• [Task brief]:
Search the material for the word "this" and copy each line that holds it.

>> BEGIN Data provided

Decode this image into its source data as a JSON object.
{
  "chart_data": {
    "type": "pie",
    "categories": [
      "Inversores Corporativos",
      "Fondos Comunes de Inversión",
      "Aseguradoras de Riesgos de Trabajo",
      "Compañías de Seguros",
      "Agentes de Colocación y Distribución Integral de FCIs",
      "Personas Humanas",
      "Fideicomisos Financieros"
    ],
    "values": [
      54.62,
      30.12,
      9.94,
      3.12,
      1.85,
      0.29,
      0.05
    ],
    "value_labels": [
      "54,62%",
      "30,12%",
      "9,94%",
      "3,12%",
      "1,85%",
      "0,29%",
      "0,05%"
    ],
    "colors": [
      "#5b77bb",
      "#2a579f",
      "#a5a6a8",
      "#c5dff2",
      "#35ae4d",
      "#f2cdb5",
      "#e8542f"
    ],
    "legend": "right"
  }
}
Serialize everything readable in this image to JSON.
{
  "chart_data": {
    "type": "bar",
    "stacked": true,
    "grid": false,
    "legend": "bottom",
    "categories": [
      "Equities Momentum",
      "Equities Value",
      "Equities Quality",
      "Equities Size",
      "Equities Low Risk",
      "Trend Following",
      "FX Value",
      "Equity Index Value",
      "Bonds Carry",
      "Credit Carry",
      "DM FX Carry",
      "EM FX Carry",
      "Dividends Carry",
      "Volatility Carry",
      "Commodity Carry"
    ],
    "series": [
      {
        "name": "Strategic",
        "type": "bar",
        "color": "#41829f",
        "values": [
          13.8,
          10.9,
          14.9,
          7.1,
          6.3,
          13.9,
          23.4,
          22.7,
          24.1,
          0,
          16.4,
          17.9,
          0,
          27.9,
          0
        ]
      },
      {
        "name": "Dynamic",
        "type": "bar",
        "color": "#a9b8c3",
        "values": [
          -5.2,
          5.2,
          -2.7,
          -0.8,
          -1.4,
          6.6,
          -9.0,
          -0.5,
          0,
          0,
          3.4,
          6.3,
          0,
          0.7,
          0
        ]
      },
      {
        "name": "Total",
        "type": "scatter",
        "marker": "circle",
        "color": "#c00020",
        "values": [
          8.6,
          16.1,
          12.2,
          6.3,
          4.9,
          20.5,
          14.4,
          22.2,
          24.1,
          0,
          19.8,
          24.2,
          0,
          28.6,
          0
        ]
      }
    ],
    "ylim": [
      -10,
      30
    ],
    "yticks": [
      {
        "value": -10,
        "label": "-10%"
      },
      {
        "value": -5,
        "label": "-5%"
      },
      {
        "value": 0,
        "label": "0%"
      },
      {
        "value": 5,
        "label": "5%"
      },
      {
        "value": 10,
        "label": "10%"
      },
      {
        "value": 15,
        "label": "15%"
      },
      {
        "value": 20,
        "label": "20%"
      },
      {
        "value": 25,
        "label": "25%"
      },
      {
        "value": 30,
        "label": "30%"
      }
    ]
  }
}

>> END Data provided
>> BEGIN Data provided

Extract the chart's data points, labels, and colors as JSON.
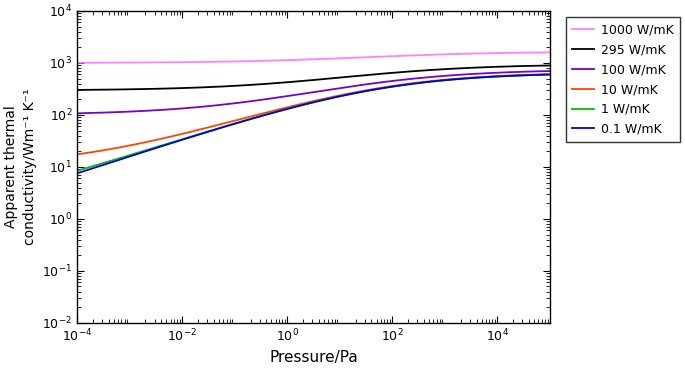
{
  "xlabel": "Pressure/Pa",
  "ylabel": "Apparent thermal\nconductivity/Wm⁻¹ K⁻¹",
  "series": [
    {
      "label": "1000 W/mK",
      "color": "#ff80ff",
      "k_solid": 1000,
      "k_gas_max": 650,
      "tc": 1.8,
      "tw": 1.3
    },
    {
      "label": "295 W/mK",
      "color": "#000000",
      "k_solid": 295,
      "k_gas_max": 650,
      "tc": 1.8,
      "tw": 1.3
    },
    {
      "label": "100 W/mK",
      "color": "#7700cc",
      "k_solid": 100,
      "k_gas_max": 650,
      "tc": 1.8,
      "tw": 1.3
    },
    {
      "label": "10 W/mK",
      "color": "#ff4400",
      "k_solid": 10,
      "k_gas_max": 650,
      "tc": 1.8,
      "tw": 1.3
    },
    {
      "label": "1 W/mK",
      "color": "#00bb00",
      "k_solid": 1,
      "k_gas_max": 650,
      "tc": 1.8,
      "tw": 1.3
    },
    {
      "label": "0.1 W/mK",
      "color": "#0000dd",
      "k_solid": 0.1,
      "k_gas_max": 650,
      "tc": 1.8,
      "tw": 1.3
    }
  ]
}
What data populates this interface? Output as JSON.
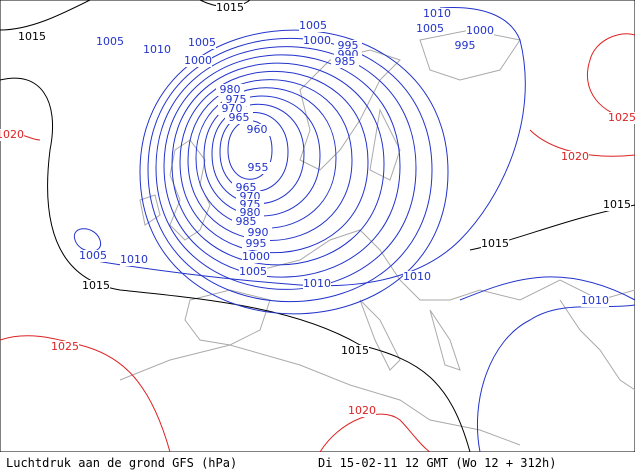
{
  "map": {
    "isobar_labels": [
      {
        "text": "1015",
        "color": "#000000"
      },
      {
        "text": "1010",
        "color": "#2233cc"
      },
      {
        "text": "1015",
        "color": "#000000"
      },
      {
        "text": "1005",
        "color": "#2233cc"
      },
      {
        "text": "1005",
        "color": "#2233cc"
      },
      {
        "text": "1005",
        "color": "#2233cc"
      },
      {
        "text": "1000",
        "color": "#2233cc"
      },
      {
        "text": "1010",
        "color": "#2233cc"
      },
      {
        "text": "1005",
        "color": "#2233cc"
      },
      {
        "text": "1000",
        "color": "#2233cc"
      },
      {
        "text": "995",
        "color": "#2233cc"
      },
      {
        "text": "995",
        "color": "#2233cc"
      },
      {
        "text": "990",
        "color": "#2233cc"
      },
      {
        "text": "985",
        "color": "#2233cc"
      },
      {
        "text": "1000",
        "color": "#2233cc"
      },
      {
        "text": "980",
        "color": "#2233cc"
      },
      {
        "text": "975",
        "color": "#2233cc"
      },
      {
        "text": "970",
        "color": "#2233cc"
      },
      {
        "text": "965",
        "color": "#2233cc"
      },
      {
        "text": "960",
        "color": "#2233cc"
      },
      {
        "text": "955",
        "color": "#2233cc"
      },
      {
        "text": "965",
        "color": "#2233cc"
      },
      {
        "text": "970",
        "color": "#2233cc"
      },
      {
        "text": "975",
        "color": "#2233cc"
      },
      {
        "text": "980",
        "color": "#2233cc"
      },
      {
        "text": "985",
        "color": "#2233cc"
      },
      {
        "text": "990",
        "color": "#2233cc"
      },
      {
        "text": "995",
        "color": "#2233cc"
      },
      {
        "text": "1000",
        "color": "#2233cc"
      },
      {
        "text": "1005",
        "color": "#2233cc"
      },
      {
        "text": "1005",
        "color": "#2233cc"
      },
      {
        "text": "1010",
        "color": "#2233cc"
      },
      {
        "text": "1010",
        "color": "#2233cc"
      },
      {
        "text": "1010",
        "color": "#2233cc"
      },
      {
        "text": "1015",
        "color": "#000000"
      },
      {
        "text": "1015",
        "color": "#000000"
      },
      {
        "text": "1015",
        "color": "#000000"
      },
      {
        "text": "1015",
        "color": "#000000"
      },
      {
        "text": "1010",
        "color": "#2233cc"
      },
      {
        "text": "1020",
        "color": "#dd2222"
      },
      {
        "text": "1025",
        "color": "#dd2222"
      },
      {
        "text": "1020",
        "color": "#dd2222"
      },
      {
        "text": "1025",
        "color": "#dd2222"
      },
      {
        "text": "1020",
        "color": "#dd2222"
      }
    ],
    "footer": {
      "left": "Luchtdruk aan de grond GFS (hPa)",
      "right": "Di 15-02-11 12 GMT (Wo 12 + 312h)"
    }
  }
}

>> END Data provided

• [Expected answer]:
Decode this image into its source data as a JSON object.
Serialize everything readable in this image to JSON.
What data populates this interface? Output as JSON.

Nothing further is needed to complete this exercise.